--- TASK MATERIAL ---

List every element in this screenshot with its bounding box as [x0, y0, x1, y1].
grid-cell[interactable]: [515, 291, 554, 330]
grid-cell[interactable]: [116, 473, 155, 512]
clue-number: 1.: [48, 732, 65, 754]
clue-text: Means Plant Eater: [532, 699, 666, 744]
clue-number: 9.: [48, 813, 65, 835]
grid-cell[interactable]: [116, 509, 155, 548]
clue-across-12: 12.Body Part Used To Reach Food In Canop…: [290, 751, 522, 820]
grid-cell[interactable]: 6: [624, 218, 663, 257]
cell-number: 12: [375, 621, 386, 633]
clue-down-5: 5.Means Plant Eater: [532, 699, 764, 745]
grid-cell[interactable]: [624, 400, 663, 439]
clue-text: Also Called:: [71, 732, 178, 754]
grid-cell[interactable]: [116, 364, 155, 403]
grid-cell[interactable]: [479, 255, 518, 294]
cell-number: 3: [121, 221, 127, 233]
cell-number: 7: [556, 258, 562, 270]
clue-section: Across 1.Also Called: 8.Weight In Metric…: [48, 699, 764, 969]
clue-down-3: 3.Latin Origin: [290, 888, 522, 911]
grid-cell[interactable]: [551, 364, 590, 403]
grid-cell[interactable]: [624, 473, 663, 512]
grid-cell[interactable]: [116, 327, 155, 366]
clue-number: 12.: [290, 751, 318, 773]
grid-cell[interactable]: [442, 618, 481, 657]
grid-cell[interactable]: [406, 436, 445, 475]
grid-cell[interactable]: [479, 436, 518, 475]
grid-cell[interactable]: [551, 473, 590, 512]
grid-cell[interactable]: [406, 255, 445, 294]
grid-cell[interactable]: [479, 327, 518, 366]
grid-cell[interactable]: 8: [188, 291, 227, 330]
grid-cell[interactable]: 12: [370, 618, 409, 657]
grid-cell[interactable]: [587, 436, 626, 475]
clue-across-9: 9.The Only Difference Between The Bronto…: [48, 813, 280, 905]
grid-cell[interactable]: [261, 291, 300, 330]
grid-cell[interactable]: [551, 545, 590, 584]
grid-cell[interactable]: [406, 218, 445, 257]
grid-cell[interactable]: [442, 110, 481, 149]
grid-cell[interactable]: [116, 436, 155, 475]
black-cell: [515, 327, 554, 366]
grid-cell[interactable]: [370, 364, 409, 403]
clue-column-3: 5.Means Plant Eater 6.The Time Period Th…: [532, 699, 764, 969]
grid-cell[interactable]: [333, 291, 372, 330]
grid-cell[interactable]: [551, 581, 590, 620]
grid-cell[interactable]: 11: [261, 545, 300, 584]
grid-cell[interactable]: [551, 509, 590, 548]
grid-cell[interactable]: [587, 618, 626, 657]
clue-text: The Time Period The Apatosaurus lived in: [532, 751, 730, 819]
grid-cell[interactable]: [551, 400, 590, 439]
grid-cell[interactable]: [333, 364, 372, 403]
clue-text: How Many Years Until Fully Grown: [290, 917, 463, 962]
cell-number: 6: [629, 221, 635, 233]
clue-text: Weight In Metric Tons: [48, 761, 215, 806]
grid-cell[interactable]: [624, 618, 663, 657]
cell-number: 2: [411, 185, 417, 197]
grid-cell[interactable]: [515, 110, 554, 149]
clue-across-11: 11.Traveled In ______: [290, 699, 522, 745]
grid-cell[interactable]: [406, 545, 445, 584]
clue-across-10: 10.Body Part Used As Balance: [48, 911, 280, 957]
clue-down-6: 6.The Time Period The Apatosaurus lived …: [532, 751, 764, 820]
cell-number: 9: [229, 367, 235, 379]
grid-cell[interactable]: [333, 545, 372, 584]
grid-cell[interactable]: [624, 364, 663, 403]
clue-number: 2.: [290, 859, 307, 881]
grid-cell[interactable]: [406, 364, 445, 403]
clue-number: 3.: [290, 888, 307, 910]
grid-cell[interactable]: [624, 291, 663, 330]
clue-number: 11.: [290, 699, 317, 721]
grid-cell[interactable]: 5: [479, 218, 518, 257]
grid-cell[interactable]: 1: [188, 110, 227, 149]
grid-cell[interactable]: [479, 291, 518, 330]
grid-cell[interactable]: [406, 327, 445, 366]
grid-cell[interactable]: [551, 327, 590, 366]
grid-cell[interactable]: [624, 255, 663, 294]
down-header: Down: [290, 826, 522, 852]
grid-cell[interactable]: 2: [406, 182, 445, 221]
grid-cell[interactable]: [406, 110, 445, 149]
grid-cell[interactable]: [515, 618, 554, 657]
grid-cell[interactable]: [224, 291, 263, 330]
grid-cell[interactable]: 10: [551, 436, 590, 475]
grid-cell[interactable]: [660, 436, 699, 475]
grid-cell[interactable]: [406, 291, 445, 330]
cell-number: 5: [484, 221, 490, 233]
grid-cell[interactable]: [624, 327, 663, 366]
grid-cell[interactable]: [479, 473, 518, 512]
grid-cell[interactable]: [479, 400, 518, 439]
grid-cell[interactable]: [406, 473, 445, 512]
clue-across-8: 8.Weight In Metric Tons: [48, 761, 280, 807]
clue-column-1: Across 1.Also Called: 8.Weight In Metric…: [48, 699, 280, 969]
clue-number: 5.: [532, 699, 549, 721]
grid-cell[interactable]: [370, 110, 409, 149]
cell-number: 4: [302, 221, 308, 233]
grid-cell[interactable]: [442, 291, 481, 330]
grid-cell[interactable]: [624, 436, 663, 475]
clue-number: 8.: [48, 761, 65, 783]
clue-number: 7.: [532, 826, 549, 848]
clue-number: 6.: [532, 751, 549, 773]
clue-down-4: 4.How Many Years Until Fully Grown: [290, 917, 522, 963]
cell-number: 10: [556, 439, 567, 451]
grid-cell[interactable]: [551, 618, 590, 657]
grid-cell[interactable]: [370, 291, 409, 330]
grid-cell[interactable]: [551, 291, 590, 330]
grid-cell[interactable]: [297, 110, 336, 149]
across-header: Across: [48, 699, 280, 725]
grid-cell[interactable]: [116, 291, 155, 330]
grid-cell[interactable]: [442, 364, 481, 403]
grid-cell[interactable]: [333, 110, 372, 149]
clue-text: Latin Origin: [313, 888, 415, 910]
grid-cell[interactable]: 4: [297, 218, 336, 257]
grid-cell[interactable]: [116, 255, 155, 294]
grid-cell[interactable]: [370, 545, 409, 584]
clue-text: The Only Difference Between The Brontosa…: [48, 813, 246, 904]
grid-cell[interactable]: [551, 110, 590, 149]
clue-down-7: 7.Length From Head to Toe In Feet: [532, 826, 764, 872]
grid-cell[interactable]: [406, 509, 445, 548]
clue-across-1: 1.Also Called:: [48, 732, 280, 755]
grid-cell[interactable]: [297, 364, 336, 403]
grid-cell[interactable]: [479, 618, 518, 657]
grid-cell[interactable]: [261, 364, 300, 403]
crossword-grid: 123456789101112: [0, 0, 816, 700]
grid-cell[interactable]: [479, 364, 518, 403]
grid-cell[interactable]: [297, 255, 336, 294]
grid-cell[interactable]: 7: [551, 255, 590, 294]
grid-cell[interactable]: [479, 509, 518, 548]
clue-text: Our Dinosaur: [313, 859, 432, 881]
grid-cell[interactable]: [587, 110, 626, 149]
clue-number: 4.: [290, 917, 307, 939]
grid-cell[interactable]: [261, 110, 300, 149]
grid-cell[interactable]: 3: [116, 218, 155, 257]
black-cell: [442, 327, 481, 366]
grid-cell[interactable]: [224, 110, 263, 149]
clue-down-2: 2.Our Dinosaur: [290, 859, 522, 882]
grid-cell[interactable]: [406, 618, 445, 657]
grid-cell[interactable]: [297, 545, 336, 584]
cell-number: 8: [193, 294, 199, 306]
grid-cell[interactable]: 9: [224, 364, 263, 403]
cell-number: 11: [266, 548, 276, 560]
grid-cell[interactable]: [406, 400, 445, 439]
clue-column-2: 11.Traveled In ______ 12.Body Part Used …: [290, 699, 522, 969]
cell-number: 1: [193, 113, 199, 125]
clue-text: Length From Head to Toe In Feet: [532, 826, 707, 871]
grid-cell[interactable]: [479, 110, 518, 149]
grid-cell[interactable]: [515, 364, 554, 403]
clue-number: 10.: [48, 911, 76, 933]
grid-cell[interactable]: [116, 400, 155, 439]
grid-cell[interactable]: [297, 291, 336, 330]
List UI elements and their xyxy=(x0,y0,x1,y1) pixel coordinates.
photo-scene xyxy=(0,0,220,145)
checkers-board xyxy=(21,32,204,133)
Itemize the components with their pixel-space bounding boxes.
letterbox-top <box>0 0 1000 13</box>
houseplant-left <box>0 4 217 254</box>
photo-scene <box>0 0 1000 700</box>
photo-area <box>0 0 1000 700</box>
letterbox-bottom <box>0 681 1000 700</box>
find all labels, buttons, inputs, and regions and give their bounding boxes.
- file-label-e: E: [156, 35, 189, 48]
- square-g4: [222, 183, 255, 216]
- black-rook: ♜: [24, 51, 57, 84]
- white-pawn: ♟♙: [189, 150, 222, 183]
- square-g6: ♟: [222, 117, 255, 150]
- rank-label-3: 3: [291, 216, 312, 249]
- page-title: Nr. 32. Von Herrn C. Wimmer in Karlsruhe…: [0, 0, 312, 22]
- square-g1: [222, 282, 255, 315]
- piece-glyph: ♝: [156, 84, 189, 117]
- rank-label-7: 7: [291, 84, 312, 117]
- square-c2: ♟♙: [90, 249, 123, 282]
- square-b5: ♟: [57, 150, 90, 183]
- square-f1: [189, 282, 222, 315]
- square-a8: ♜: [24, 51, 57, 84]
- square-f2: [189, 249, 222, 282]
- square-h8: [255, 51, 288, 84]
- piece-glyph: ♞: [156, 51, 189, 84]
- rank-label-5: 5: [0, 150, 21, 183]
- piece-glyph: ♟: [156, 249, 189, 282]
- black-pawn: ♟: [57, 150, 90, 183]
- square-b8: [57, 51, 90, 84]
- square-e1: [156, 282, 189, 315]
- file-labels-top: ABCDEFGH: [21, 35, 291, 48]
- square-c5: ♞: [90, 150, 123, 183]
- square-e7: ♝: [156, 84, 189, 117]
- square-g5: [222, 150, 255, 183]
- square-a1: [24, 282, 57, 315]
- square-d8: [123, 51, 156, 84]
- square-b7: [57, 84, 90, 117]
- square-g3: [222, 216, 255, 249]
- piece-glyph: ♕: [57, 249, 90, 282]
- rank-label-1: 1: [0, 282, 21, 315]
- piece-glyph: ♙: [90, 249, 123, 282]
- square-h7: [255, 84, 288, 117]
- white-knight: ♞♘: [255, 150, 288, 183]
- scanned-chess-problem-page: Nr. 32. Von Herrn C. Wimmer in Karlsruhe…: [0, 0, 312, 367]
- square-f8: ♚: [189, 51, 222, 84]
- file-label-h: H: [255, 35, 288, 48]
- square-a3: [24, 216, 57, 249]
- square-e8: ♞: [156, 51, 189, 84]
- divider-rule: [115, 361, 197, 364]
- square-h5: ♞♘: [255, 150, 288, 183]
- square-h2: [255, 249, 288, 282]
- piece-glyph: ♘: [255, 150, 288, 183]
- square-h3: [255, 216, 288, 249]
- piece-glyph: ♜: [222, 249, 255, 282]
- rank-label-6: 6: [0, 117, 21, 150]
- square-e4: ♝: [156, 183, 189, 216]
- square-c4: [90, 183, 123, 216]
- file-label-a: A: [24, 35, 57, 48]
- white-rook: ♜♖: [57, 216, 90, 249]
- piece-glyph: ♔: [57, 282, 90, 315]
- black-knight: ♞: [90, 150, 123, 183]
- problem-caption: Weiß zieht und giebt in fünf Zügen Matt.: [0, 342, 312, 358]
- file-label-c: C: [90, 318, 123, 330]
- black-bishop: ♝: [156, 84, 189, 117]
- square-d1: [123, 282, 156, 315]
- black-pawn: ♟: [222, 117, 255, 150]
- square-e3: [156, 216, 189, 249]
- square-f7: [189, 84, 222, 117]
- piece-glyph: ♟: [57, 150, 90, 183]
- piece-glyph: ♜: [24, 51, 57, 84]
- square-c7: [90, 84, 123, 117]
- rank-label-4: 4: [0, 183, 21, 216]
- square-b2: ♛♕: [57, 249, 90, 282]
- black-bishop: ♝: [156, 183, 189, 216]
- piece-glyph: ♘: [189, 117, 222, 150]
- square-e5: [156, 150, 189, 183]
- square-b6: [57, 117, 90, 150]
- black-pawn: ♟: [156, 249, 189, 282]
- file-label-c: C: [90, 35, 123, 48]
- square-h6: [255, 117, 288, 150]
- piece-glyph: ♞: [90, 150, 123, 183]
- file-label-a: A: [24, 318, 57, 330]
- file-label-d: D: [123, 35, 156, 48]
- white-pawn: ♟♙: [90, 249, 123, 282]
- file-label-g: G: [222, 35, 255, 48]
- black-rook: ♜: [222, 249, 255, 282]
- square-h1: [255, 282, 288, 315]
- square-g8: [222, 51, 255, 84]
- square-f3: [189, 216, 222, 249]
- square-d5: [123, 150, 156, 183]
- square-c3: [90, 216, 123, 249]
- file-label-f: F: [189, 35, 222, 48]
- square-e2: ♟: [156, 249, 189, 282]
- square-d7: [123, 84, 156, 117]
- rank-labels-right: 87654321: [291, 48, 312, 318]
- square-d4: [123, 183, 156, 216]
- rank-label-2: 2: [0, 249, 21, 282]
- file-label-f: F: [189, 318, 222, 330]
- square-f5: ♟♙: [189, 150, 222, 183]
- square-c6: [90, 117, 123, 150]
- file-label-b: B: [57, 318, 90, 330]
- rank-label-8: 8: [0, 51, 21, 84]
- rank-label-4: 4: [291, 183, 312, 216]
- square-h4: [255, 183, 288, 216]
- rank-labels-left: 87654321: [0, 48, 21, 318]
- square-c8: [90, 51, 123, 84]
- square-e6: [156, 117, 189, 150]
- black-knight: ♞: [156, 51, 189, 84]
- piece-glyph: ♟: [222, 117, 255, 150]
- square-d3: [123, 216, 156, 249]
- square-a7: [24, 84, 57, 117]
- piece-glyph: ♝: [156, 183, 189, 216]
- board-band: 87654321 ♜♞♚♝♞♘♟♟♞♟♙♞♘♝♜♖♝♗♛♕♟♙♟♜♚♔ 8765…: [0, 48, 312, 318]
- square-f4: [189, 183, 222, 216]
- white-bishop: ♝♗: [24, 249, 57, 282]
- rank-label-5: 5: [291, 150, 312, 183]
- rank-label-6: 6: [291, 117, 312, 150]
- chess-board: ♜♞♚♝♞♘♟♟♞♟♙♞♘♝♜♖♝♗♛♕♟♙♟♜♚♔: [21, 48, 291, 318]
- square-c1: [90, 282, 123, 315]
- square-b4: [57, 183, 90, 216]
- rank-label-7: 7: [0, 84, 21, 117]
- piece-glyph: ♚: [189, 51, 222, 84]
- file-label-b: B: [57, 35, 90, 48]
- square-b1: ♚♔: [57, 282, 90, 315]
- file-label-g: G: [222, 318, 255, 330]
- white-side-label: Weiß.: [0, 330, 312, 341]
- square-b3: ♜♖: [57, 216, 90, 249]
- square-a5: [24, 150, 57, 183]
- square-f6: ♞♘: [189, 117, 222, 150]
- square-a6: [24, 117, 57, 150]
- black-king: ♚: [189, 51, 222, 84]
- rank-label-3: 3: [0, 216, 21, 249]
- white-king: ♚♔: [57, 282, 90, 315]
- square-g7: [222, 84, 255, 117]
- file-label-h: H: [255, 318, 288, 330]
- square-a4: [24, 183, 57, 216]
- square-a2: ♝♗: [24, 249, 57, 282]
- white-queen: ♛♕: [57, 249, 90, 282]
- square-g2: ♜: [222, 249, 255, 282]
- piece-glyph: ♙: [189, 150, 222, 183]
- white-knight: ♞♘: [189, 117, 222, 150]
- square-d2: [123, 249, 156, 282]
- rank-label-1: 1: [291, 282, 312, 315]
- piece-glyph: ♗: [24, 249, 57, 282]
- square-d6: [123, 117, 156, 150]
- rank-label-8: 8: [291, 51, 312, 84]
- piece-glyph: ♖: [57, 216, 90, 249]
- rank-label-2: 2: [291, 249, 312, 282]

---

* SET EXERCISE:
Please rewrite the rows from the start of the list through the line containing "clue-down-3: 3.Latin Origin: [290, 888, 522, 911]", substituting "clue-label" for every "clue-number" and leaving everything else unchanged.

* SOLVED EXERCISE:
List every element in this screenshot with its bounding box as [x0, y0, x1, y1].
grid-cell[interactable]: [515, 291, 554, 330]
grid-cell[interactable]: [116, 473, 155, 512]
clue-label: 1.: [48, 732, 65, 754]
clue-text: Means Plant Eater: [532, 699, 666, 744]
clue-label: 9.: [48, 813, 65, 835]
grid-cell[interactable]: [116, 509, 155, 548]
clue-across-12: 12.Body Part Used To Reach Food In Canop…: [290, 751, 522, 820]
grid-cell[interactable]: 6: [624, 218, 663, 257]
cell-number: 12: [375, 621, 386, 633]
clue-down-5: 5.Means Plant Eater: [532, 699, 764, 745]
grid-cell[interactable]: [624, 400, 663, 439]
clue-text: Also Called:: [71, 732, 178, 754]
grid-cell[interactable]: [116, 364, 155, 403]
grid-cell[interactable]: [479, 255, 518, 294]
cell-number: 3: [121, 221, 127, 233]
cell-number: 7: [556, 258, 562, 270]
clue-section: Across 1.Also Called: 8.Weight In Metric…: [48, 699, 764, 969]
clue-down-3: 3.Latin Origin: [290, 888, 522, 911]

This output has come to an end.